▶ [Work to do]: In the entries below, find the lines with the word "text" and copy them.
##### Input data
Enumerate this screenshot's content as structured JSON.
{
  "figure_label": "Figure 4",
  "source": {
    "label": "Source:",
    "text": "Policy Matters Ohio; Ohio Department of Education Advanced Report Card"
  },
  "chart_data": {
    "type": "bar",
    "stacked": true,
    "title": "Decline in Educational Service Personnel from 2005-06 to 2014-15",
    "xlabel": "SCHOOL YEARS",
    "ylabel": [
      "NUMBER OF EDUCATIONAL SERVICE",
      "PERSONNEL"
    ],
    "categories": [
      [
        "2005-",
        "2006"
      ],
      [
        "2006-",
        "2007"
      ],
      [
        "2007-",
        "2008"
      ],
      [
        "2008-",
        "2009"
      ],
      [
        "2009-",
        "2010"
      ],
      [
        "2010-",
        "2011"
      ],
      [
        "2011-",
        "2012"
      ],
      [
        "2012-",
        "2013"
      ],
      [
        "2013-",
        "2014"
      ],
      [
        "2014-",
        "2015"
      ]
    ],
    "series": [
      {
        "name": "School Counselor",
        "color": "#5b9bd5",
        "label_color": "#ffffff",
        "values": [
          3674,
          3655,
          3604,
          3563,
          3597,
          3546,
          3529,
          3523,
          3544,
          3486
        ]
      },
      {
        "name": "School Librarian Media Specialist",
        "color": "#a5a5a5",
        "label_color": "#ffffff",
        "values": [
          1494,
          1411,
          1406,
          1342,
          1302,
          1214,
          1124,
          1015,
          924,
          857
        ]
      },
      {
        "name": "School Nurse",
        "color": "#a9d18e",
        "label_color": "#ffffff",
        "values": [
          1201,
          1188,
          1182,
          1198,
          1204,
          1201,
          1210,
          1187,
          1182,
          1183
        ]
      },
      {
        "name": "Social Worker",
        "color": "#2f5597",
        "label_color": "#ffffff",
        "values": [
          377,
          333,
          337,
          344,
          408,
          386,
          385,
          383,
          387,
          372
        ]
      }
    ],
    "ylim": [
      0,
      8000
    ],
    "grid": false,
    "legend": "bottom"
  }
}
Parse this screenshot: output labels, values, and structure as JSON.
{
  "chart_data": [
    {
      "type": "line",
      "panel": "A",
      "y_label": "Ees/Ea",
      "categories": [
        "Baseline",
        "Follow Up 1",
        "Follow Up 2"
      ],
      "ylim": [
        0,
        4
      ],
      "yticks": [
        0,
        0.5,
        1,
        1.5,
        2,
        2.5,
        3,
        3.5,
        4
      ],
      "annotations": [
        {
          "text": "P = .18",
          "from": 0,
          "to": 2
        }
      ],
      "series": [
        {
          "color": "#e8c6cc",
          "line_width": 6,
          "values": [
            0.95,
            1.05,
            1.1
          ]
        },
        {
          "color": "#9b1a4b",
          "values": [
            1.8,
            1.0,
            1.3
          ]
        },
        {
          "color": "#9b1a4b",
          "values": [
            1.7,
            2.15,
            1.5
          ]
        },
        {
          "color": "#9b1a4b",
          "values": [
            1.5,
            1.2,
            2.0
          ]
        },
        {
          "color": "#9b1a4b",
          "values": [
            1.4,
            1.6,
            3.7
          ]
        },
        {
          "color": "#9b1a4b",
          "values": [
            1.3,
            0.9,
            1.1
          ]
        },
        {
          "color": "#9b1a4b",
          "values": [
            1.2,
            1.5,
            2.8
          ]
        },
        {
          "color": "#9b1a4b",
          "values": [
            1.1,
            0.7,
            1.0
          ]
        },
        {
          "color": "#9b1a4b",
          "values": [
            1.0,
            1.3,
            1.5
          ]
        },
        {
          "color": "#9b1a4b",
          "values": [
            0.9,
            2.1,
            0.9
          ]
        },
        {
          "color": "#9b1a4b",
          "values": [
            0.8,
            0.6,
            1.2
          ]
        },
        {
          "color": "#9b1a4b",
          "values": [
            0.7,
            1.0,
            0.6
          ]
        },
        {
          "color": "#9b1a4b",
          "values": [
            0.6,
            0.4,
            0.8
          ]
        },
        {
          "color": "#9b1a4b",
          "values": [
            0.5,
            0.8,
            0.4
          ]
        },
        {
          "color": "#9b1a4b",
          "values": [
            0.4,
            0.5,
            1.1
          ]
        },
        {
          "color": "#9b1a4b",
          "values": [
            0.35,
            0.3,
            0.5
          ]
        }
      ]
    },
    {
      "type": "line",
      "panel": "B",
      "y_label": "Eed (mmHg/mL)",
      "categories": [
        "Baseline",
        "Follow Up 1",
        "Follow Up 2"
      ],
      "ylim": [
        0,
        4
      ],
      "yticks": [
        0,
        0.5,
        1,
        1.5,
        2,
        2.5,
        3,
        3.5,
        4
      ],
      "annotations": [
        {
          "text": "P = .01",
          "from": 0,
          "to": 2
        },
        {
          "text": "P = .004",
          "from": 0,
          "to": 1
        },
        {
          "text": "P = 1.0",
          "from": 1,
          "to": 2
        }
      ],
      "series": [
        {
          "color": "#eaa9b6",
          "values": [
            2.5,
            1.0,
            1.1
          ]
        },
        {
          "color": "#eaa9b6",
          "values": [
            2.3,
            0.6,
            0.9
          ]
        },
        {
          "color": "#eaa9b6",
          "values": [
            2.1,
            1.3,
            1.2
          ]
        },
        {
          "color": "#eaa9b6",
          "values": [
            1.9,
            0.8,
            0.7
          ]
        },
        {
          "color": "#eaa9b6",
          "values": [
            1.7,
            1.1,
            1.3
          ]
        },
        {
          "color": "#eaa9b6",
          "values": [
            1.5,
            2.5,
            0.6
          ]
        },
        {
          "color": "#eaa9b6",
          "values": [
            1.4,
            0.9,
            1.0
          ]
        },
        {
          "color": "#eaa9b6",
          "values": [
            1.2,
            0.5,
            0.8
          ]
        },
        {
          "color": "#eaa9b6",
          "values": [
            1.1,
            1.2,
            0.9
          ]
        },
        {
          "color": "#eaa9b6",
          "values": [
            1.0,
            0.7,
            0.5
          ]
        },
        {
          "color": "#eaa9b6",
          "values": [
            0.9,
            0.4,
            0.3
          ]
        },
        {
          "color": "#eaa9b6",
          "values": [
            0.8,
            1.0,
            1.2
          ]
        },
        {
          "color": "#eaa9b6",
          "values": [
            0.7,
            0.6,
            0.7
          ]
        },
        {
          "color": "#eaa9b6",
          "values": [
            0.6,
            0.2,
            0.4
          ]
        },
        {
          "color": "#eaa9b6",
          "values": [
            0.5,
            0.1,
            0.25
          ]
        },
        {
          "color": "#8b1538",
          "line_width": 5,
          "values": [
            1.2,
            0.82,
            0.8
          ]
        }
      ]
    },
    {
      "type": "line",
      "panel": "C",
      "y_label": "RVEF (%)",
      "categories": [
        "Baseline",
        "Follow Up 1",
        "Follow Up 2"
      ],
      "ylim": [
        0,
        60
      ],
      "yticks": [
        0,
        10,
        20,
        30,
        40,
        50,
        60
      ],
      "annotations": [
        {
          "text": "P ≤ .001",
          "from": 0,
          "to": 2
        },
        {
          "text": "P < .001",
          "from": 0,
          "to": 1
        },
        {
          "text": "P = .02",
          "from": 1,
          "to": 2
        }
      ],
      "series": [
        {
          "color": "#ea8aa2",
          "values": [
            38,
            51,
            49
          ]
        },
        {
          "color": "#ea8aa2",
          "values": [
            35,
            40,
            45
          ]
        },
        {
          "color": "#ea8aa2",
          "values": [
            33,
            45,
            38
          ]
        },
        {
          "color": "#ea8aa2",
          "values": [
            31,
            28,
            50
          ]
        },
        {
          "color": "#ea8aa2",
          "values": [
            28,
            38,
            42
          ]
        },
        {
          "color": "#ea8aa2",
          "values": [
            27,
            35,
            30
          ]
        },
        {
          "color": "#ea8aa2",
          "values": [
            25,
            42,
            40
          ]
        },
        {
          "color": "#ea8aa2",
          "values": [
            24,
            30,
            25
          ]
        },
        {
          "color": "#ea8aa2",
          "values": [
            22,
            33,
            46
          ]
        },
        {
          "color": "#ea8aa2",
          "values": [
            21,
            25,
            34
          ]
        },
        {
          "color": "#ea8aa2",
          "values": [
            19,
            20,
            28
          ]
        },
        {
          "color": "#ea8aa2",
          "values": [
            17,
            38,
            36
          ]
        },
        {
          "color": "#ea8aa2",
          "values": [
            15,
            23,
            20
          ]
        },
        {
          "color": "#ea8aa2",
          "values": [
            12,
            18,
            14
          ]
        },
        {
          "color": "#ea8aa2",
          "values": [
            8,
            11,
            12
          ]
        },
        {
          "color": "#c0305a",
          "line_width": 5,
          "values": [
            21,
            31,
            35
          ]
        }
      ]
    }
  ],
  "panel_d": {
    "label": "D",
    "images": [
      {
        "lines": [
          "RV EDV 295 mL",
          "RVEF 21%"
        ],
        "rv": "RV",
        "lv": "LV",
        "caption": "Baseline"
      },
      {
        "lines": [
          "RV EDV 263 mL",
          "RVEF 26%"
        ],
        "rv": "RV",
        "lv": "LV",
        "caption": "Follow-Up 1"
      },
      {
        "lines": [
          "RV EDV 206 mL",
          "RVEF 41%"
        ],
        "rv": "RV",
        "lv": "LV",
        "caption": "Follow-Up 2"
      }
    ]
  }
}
##########
▶ [Response]:
    "text": "Policy Matters Ohio; Ohio Department of Education Advanced Report Card"
          "text": "P = .18",
          "text": "P = .01",
          "text": "P = .004",
          "text": "P = 1.0",
          "text": "P ≤ .001",
          "text": "P < .001",
          "text": "P = .02",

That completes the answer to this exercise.